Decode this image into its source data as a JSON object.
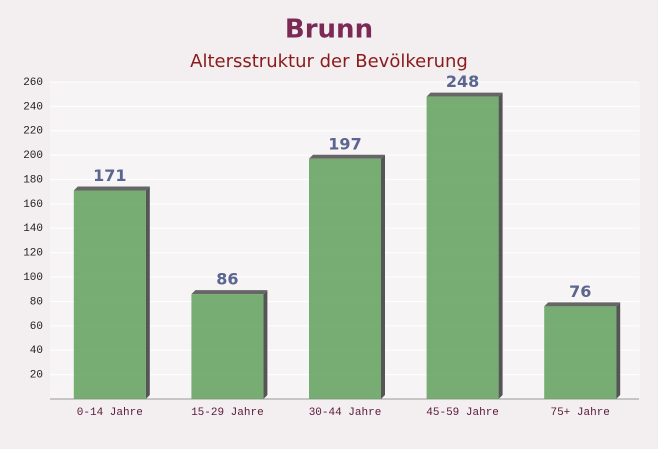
{
  "chart_data": {
    "type": "bar",
    "title": "Brunn",
    "subtitle": "Altersstruktur der Bevölkerung",
    "categories": [
      "0-14 Jahre",
      "15-29 Jahre",
      "30-44 Jahre",
      "45-59 Jahre",
      "75+ Jahre"
    ],
    "values": [
      171,
      86,
      197,
      248,
      76
    ],
    "color": "#68a565",
    "ylim": [
      0,
      260
    ],
    "yticks": [
      20,
      40,
      60,
      80,
      100,
      120,
      140,
      160,
      180,
      200,
      220,
      240,
      260
    ],
    "grid": true
  }
}
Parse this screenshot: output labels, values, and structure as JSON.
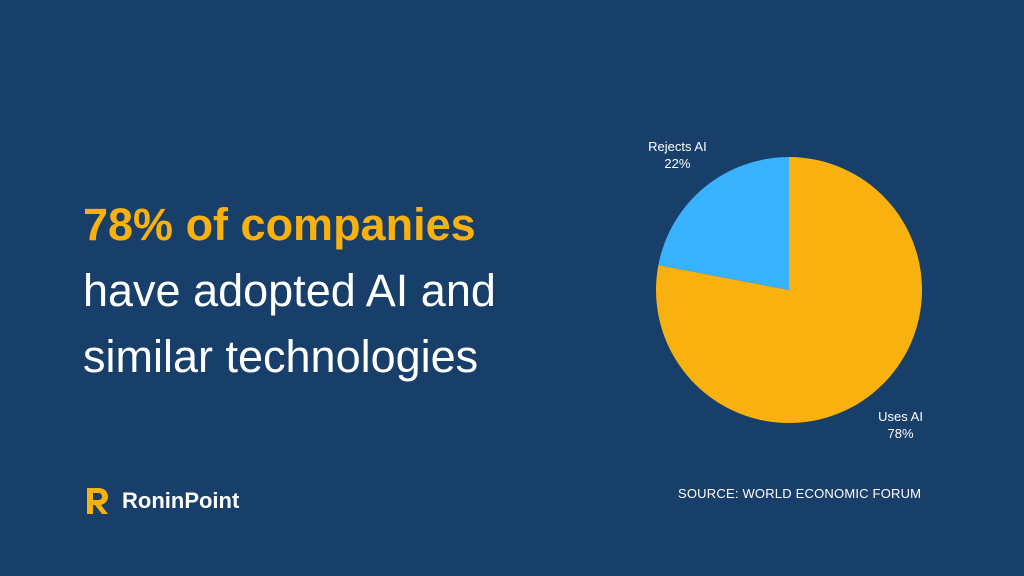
{
  "headline": {
    "accent": "78% of companies",
    "line2": "have adopted AI and",
    "line3": "similar technologies"
  },
  "chart_data": {
    "type": "pie",
    "categories": [
      "Uses AI",
      "Rejects AI"
    ],
    "values": [
      78,
      22
    ],
    "value_labels": [
      "78%",
      "22%"
    ],
    "colors": [
      "#f9b10f",
      "#39b2fd"
    ],
    "start_angle_deg": 0,
    "direction": "clockwise"
  },
  "source": "SOURCE: WORLD ECONOMIC FORUM",
  "brand": {
    "name": "RoninPoint",
    "logo_icon": "ronin-r-logo-icon",
    "accent_color": "#f9b10f"
  },
  "colors": {
    "background": "#173f6a",
    "text": "#ffffff",
    "accent": "#f9b10f"
  }
}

....

GIVEN REQUEST ::
Leave out the pictures and repeat everything else in the records exactly.

CORRECT OUTPUT ::
Decode this image into its source data as a JSON object.
{
  "chart_data": {
    "type": "bar",
    "title": "Brunn",
    "subtitle": "Altersstruktur der Bevölkerung",
    "categories": [
      "0-14 Jahre",
      "15-29 Jahre",
      "30-44 Jahre",
      "45-59 Jahre",
      "75+ Jahre"
    ],
    "values": [
      171,
      86,
      197,
      248,
      76
    ],
    "color": "#68a565",
    "ylim": [
      0,
      260
    ],
    "yticks": [
      20,
      40,
      60,
      80,
      100,
      120,
      140,
      160,
      180,
      200,
      220,
      240,
      260
    ],
    "grid": true
  }
}
Parse this screenshot: output labels, values, and structure as JSON.
{
  "headline": {
    "accent": "78% of companies",
    "line2": "have adopted AI and",
    "line3": "similar technologies"
  },
  "chart_data": {
    "type": "pie",
    "categories": [
      "Uses AI",
      "Rejects AI"
    ],
    "values": [
      78,
      22
    ],
    "value_labels": [
      "78%",
      "22%"
    ],
    "colors": [
      "#f9b10f",
      "#39b2fd"
    ],
    "start_angle_deg": 0,
    "direction": "clockwise"
  },
  "source": "SOURCE: WORLD ECONOMIC FORUM",
  "brand": {
    "name": "RoninPoint",
    "logo_icon": "ronin-r-logo-icon",
    "accent_color": "#f9b10f"
  },
  "colors": {
    "background": "#173f6a",
    "text": "#ffffff",
    "accent": "#f9b10f"
  }
}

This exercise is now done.